## [Information provided]

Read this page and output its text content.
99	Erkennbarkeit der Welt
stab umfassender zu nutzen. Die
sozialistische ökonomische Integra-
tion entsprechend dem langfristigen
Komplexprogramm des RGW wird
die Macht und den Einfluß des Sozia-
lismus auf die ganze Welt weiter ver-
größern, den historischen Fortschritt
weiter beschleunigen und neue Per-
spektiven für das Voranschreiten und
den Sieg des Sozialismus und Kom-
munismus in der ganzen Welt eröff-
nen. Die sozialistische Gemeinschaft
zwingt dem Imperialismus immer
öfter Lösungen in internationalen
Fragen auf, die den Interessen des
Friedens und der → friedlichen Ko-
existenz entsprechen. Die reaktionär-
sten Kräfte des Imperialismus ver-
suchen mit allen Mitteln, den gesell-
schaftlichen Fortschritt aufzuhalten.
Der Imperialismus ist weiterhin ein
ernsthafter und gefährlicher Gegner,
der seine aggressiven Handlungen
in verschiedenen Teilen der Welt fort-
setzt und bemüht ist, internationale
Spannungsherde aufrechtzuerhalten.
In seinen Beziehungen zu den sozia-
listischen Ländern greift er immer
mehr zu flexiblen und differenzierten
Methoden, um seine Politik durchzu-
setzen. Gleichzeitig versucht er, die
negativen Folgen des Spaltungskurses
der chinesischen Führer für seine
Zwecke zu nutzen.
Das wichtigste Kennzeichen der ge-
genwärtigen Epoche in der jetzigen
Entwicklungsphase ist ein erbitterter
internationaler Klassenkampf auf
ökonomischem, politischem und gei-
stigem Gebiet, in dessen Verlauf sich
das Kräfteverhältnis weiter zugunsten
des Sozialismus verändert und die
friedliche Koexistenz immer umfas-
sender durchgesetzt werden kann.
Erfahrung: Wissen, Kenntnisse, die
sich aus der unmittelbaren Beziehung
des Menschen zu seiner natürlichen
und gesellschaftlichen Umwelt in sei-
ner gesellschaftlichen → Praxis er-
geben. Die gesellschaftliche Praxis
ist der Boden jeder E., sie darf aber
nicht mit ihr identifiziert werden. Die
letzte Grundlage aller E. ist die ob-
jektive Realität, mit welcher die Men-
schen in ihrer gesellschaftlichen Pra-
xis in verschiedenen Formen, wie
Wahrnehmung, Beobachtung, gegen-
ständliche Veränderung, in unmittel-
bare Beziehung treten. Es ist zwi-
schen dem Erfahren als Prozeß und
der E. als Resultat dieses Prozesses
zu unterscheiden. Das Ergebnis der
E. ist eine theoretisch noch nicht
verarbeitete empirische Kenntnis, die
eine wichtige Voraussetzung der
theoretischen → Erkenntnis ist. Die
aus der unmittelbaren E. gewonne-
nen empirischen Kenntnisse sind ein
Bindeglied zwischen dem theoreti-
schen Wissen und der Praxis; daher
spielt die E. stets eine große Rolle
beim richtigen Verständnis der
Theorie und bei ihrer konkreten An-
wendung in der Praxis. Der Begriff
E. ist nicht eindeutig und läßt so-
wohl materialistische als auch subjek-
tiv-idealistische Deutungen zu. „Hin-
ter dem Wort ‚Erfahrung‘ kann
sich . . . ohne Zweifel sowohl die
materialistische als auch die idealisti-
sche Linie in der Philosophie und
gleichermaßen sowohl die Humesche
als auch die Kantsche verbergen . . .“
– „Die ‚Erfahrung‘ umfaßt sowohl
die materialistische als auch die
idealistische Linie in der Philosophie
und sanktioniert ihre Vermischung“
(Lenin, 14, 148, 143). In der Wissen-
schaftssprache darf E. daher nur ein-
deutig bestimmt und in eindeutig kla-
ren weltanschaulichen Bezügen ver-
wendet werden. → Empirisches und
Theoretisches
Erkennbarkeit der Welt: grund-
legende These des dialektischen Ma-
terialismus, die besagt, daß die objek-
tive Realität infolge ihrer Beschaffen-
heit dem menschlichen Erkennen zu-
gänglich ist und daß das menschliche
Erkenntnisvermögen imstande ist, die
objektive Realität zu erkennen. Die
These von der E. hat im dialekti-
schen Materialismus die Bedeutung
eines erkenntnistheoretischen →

## [Task details]
Please reproduce every line of the material word for word.

## [Problem solution]
Read this page and output its text content.
99	Erkennbarkeit der Welt
stab umfassender zu nutzen. Die
sozialistische ökonomische Integra-
tion entsprechend dem langfristigen
Komplexprogramm des RGW wird
die Macht und den Einfluß des Sozia-
lismus auf die ganze Welt weiter ver-
größern, den historischen Fortschritt
weiter beschleunigen und neue Per-
spektiven für das Voranschreiten und
den Sieg des Sozialismus und Kom-
munismus in der ganzen Welt eröff-
nen. Die sozialistische Gemeinschaft
zwingt dem Imperialismus immer
öfter Lösungen in internationalen
Fragen auf, die den Interessen des
Friedens und der → friedlichen Ko-
existenz entsprechen. Die reaktionär-
sten Kräfte des Imperialismus ver-
suchen mit allen Mitteln, den gesell-
schaftlichen Fortschritt aufzuhalten.
Der Imperialismus ist weiterhin ein
ernsthafter und gefährlicher Gegner,
der seine aggressiven Handlungen
in verschiedenen Teilen der Welt fort-
setzt und bemüht ist, internationale
Spannungsherde aufrechtzuerhalten.
In seinen Beziehungen zu den sozia-
listischen Ländern greift er immer
mehr zu flexiblen und differenzierten
Methoden, um seine Politik durchzu-
setzen. Gleichzeitig versucht er, die
negativen Folgen des Spaltungskurses
der chinesischen Führer für seine
Zwecke zu nutzen.
Das wichtigste Kennzeichen der ge-
genwärtigen Epoche in der jetzigen
Entwicklungsphase ist ein erbitterter
internationaler Klassenkampf auf
ökonomischem, politischem und gei-
stigem Gebiet, in dessen Verlauf sich
das Kräfteverhältnis weiter zugunsten
des Sozialismus verändert und die
friedliche Koexistenz immer umfas-
sender durchgesetzt werden kann.
Erfahrung: Wissen, Kenntnisse, die
sich aus der unmittelbaren Beziehung
des Menschen zu seiner natürlichen
und gesellschaftlichen Umwelt in sei-
ner gesellschaftlichen → Praxis er-
geben. Die gesellschaftliche Praxis
ist der Boden jeder E., sie darf aber
nicht mit ihr identifiziert werden. Die
letzte Grundlage aller E. ist die ob-
jektive Realität, mit welcher die Men-
schen in ihrer gesellschaftlichen Pra-
xis in verschiedenen Formen, wie
Wahrnehmung, Beobachtung, gegen-
ständliche Veränderung, in unmittel-
bare Beziehung treten. Es ist zwi-
schen dem Erfahren als Prozeß und
der E. als Resultat dieses Prozesses
zu unterscheiden. Das Ergebnis der
E. ist eine theoretisch noch nicht
verarbeitete empirische Kenntnis, die
eine wichtige Voraussetzung der
theoretischen → Erkenntnis ist. Die
aus der unmittelbaren E. gewonne-
nen empirischen Kenntnisse sind ein
Bindeglied zwischen dem theoreti-
schen Wissen und der Praxis; daher
spielt die E. stets eine große Rolle
beim richtigen Verständnis der
Theorie und bei ihrer konkreten An-
wendung in der Praxis. Der Begriff
E. ist nicht eindeutig und läßt so-
wohl materialistische als auch subjek-
tiv-idealistische Deutungen zu. „Hin-
ter dem Wort ‚Erfahrung‘ kann
sich . . . ohne Zweifel sowohl die
materialistische als auch die idealisti-
sche Linie in der Philosophie und
gleichermaßen sowohl die Humesche
als auch die Kantsche verbergen . . .“
– „Die ‚Erfahrung‘ umfaßt sowohl
die materialistische als auch die
idealistische Linie in der Philosophie
und sanktioniert ihre Vermischung“
(Lenin, 14, 148, 143). In der Wissen-
schaftssprache darf E. daher nur ein-
deutig bestimmt und in eindeutig kla-
ren weltanschaulichen Bezügen ver-
wendet werden. → Empirisches und
Theoretisches
Erkennbarkeit der Welt: grund-
legende These des dialektischen Ma-
terialismus, die besagt, daß die objek-
tive Realität infolge ihrer Beschaffen-
heit dem menschlichen Erkennen zu-
gänglich ist und daß das menschliche
Erkenntnisvermögen imstande ist, die
objektive Realität zu erkennen. Die
These von der E. hat im dialekti-
schen Materialismus die Bedeutung
eines erkenntnistheoretischen →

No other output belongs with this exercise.